*Exercise prompt*: Word for word, the listing below should be printed again.

[The data — start]

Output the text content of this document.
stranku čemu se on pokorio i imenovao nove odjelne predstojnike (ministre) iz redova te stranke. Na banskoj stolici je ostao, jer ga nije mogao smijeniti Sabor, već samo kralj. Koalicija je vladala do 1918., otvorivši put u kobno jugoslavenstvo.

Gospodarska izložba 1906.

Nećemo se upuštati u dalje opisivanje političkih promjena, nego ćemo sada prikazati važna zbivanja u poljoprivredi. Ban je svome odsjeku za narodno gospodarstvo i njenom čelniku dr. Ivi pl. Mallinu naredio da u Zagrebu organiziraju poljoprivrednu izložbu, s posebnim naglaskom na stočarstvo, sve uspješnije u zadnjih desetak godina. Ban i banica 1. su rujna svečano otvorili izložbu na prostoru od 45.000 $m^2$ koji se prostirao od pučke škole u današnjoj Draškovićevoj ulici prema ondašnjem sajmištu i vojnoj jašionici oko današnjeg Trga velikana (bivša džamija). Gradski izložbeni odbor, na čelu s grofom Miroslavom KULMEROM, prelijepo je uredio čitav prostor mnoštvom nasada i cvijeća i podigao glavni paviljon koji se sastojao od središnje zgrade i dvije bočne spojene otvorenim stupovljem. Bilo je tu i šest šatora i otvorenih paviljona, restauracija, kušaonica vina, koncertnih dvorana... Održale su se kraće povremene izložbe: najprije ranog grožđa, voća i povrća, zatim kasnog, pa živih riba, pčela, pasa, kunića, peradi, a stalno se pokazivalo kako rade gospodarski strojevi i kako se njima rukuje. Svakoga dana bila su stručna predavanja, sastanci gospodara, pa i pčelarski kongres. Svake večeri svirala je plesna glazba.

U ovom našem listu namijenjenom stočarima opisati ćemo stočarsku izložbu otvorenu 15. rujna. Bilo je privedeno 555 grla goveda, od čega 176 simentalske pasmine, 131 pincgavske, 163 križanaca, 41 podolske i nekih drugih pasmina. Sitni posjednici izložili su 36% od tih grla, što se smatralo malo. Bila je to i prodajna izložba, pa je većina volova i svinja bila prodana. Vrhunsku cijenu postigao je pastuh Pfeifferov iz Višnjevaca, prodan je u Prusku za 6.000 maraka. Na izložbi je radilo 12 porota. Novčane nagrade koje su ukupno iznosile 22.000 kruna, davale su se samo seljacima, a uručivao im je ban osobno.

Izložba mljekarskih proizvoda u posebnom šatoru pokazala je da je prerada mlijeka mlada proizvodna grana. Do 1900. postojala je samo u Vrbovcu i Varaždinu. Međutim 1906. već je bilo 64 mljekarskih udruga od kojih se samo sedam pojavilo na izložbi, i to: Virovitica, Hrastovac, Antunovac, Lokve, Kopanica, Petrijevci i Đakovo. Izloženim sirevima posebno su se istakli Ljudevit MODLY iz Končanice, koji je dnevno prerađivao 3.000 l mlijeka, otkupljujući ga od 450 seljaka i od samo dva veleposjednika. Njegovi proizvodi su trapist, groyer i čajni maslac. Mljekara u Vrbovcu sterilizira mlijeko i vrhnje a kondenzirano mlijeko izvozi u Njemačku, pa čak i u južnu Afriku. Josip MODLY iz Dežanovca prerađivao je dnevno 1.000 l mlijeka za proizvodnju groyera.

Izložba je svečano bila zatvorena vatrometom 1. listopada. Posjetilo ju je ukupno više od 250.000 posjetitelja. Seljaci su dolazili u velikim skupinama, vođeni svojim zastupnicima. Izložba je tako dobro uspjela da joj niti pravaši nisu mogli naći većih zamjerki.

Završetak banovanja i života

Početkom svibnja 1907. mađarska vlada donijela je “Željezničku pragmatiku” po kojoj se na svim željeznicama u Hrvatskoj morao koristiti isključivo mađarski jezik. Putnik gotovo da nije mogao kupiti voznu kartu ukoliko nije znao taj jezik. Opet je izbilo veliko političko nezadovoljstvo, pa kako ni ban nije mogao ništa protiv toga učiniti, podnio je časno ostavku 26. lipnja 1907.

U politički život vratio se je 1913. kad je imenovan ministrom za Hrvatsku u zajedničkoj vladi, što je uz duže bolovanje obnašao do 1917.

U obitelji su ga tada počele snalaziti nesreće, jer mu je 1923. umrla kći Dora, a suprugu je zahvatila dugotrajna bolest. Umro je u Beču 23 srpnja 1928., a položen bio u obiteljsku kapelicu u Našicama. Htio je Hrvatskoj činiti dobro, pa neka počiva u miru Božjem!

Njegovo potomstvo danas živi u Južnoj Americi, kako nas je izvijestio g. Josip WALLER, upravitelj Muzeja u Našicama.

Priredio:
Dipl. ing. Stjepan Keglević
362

[The data — finish]

*Response box*:
Output the text content of this document.
stranku čemu se on pokorio i imenovao nove odjelne predstojnike (ministre) iz redova te stranke. Na banskoj stolici je ostao, jer ga nije mogao smijeniti Sabor, već samo kralj. Koalicija je vladala do 1918., otvorivši put u kobno jugoslavenstvo.

Gospodarska izložba 1906.

Nećemo se upuštati u dalje opisivanje političkih promjena, nego ćemo sada prikazati važna zbivanja u poljoprivredi. Ban je svome odsjeku za narodno gospodarstvo i njenom čelniku dr. Ivi pl. Mallinu naredio da u Zagrebu organiziraju poljoprivrednu izložbu, s posebnim naglaskom na stočarstvo, sve uspješnije u zadnjih desetak godina. Ban i banica 1. su rujna svečano otvorili izložbu na prostoru od 45.000 $m^2$ koji se prostirao od pučke škole u današnjoj Draškovićevoj ulici prema ondašnjem sajmištu i vojnoj jašionici oko današnjeg Trga velikana (bivša džamija). Gradski izložbeni odbor, na čelu s grofom Miroslavom KULMEROM, prelijepo je uredio čitav prostor mnoštvom nasada i cvijeća i podigao glavni paviljon koji se sastojao od središnje zgrade i dvije bočne spojene otvorenim stupovljem. Bilo je tu i šest šatora i otvorenih paviljona, restauracija, kušaonica vina, koncertnih dvorana... Održale su se kraće povremene izložbe: najprije ranog grožđa, voća i povrća, zatim kasnog, pa živih riba, pčela, pasa, kunića, peradi, a stalno se pokazivalo kako rade gospodarski strojevi i kako se njima rukuje. Svakoga dana bila su stručna predavanja, sastanci gospodara, pa i pčelarski kongres. Svake večeri svirala je plesna glazba.

U ovom našem listu namijenjenom stočarima opisati ćemo stočarsku izložbu otvorenu 15. rujna. Bilo je privedeno 555 grla goveda, od čega 176 simentalske pasmine, 131 pincgavske, 163 križanaca, 41 podolske i nekih drugih pasmina. Sitni posjednici izložili su 36% od tih grla, što se smatralo malo. Bila je to i prodajna izložba, pa je većina volova i svinja bila prodana. Vrhunsku cijenu postigao je pastuh Pfeifferov iz Višnjevaca, prodan je u Prusku za 6.000 maraka. Na izložbi je radilo 12 porota. Novčane nagrade koje su ukupno iznosile 22.000 kruna, davale su se samo seljacima, a uručivao im je ban osobno.

Izložba mljekarskih proizvoda u posebnom šatoru pokazala je da je prerada mlijeka mlada proizvodna grana. Do 1900. postojala je samo u Vrbovcu i Varaždinu. Međutim 1906. već je bilo 64 mljekarskih udruga od kojih se samo sedam pojavilo na izložbi, i to: Virovitica, Hrastovac, Antunovac, Lokve, Kopanica, Petrijevci i Đakovo. Izloženim sirevima posebno su se istakli Ljudevit MODLY iz Končanice, koji je dnevno prerađivao 3.000 l mlijeka, otkupljujući ga od 450 seljaka i od samo dva veleposjednika. Njegovi proizvodi su trapist, groyer i čajni maslac. Mljekara u Vrbovcu sterilizira mlijeko i vrhnje a kondenzirano mlijeko izvozi u Njemačku, pa čak i u južnu Afriku. Josip MODLY iz Dežanovca prerađivao je dnevno 1.000 l mlijeka za proizvodnju groyera.

Izložba je svečano bila zatvorena vatrometom 1. listopada. Posjetilo ju je ukupno više od 250.000 posjetitelja. Seljaci su dolazili u velikim skupinama, vođeni svojim zastupnicima. Izložba je tako dobro uspjela da joj niti pravaši nisu mogli naći većih zamjerki.

Završetak banovanja i života

Početkom svibnja 1907. mađarska vlada donijela je “Željezničku pragmatiku” po kojoj se na svim željeznicama u Hrvatskoj morao koristiti isključivo mađarski jezik. Putnik gotovo da nije mogao kupiti voznu kartu ukoliko nije znao taj jezik. Opet je izbilo veliko političko nezadovoljstvo, pa kako ni ban nije mogao ništa protiv toga učiniti, podnio je časno ostavku 26. lipnja 1907.

U politički život vratio se je 1913. kad je imenovan ministrom za Hrvatsku u zajedničkoj vladi, što je uz duže bolovanje obnašao do 1917.

U obitelji su ga tada počele snalaziti nesreće, jer mu je 1923. umrla kći Dora, a suprugu je zahvatila dugotrajna bolest. Umro je u Beču 23 srpnja 1928., a položen bio u obiteljsku kapelicu u Našicama. Htio je Hrvatskoj činiti dobro, pa neka počiva u miru Božjem!

Njegovo potomstvo danas živi u Južnoj Americi, kako nas je izvijestio g. Josip WALLER, upravitelj Muzeja u Našicama.

Priredio:
Dipl. ing. Stjepan Keglević
362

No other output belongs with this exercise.